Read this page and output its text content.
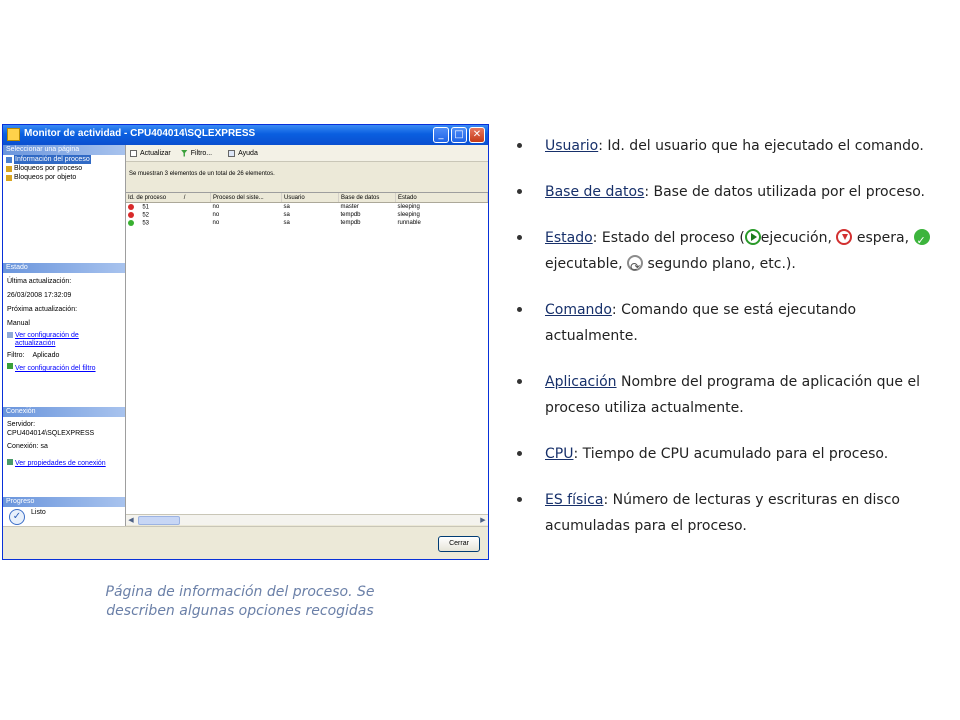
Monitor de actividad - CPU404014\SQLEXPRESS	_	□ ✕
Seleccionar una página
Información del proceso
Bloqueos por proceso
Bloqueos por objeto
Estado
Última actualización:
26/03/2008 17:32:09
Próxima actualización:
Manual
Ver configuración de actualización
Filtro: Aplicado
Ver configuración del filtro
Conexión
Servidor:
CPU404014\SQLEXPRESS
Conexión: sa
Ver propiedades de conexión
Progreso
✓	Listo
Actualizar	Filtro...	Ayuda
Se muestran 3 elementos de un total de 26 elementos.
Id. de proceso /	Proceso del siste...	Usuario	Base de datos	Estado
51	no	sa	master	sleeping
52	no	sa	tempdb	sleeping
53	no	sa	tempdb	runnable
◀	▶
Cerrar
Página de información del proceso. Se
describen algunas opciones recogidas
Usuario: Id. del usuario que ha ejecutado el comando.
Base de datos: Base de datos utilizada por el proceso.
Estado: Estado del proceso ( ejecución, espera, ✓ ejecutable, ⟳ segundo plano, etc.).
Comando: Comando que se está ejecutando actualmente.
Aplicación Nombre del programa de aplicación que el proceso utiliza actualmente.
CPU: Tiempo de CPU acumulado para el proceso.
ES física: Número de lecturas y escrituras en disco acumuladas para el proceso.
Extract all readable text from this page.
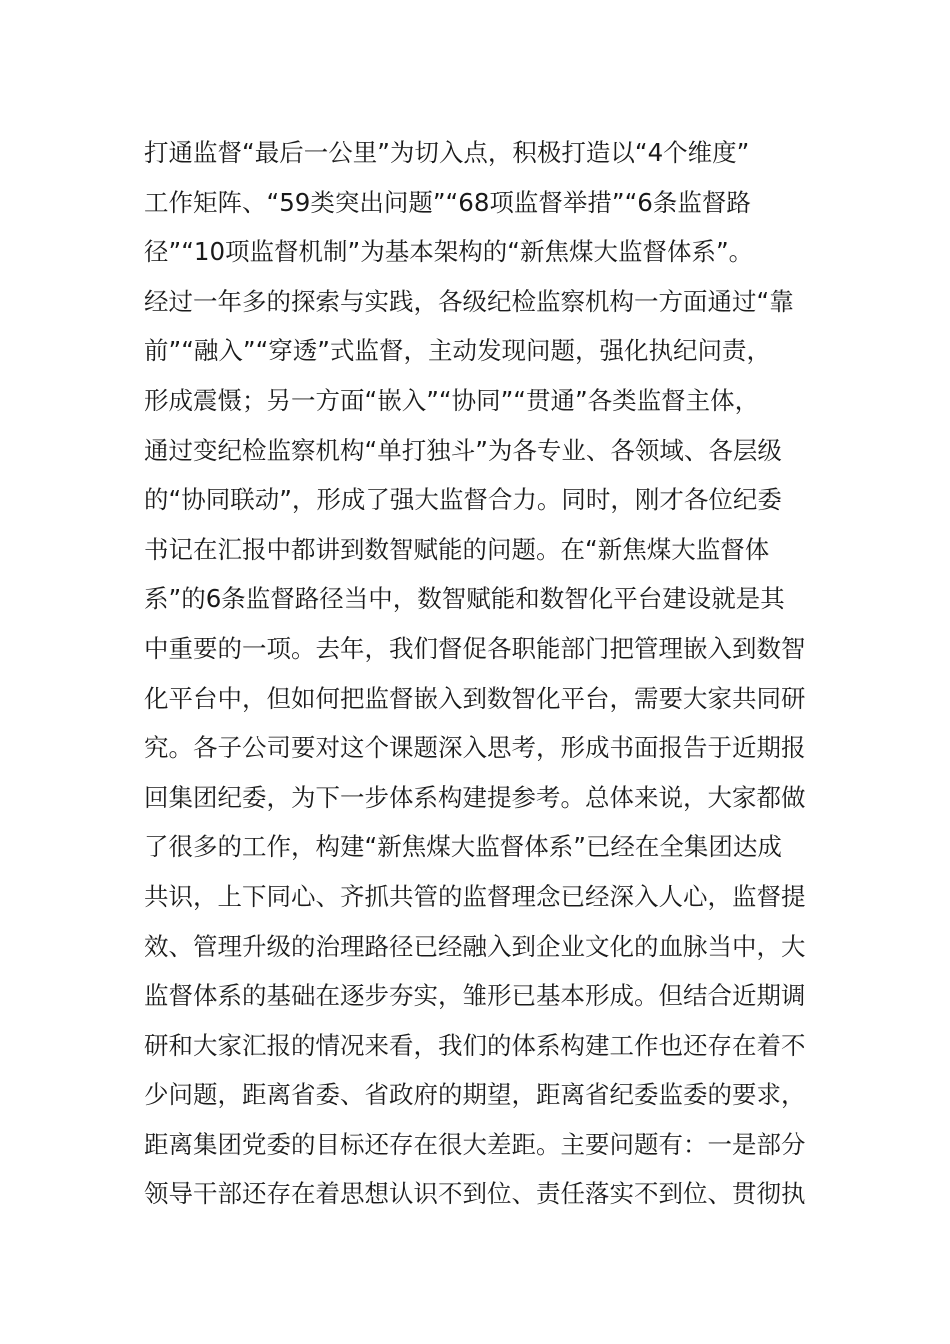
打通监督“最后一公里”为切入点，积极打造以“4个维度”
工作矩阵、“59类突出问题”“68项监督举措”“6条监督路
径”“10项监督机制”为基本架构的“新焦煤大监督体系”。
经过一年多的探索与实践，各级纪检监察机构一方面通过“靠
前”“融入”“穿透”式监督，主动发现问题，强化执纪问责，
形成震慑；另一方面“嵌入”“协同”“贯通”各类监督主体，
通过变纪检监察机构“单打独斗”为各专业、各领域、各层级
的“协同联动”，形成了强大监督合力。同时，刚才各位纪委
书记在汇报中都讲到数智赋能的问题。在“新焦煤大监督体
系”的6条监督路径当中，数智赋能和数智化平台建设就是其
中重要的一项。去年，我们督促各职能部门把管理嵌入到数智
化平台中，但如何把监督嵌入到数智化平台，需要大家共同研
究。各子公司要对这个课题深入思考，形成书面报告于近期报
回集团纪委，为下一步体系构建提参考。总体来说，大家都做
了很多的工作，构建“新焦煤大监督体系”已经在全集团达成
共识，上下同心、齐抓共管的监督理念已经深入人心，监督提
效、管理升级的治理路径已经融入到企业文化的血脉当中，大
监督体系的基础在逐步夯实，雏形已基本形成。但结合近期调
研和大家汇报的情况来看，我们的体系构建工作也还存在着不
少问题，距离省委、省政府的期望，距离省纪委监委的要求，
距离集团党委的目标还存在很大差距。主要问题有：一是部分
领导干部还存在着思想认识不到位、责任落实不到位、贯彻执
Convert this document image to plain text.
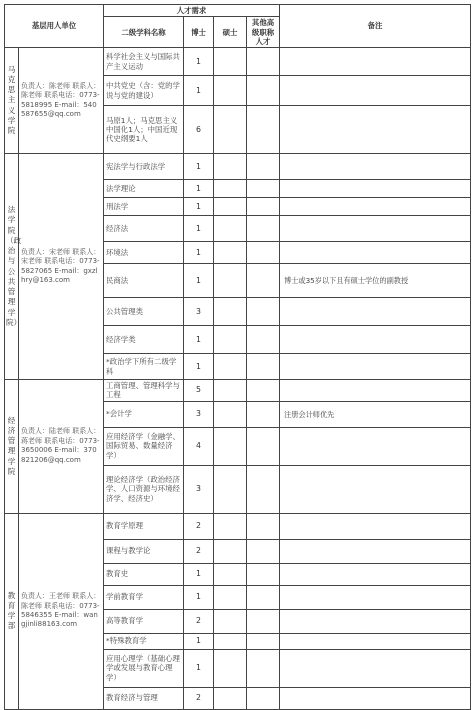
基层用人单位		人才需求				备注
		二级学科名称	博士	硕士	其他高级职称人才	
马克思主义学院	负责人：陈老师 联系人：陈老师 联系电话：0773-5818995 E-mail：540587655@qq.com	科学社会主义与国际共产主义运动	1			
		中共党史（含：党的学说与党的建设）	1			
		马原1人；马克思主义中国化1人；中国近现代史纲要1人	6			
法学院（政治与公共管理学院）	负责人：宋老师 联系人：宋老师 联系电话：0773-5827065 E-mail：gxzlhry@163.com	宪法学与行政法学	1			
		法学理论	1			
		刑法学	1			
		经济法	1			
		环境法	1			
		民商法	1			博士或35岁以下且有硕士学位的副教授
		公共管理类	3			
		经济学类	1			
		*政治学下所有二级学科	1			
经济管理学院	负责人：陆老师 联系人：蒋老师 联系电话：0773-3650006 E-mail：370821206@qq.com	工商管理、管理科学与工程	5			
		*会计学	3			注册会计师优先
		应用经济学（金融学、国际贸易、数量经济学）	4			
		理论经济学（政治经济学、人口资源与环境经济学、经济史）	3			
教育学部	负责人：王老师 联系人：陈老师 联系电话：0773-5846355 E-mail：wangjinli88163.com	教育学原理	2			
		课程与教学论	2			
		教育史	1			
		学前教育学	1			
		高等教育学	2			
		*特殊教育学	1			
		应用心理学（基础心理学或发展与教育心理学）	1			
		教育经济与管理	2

────

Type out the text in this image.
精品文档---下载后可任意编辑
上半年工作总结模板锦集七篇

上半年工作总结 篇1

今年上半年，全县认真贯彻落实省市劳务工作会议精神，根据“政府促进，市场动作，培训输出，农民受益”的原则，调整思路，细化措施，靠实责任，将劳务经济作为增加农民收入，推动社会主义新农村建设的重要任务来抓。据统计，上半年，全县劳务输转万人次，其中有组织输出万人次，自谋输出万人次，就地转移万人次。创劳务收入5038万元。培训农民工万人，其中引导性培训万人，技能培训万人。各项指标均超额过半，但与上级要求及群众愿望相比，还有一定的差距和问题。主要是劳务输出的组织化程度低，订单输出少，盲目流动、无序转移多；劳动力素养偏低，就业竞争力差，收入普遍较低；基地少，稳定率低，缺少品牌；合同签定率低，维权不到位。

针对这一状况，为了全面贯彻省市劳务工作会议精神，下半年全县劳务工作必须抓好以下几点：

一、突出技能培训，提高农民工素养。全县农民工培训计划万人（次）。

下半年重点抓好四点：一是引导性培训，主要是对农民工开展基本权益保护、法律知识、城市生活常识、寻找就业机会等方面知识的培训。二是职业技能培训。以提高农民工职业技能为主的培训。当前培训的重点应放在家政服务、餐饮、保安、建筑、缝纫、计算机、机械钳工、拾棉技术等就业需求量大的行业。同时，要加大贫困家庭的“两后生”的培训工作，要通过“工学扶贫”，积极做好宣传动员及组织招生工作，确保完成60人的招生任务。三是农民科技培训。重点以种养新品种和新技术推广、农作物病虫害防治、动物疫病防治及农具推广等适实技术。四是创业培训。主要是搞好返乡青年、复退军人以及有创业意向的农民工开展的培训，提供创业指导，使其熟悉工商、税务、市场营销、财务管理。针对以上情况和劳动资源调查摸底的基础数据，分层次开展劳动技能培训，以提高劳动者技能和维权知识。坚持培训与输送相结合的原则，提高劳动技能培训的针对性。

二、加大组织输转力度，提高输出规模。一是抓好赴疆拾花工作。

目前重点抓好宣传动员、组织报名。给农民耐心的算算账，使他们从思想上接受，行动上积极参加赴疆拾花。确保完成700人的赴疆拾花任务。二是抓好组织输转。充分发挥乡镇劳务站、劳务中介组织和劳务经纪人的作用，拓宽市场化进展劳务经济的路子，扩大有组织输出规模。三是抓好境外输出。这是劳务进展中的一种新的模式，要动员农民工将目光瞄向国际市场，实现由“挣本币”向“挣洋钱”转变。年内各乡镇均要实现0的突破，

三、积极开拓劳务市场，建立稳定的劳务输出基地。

────

Search the listing for the string "Base". Copy each line where it turns up.

◆ **Answer below**:
Id. de proceso /	Proceso del siste...	Usuario	Base de datos	Estado
Base de datos: Base de datos utilizada por el proceso.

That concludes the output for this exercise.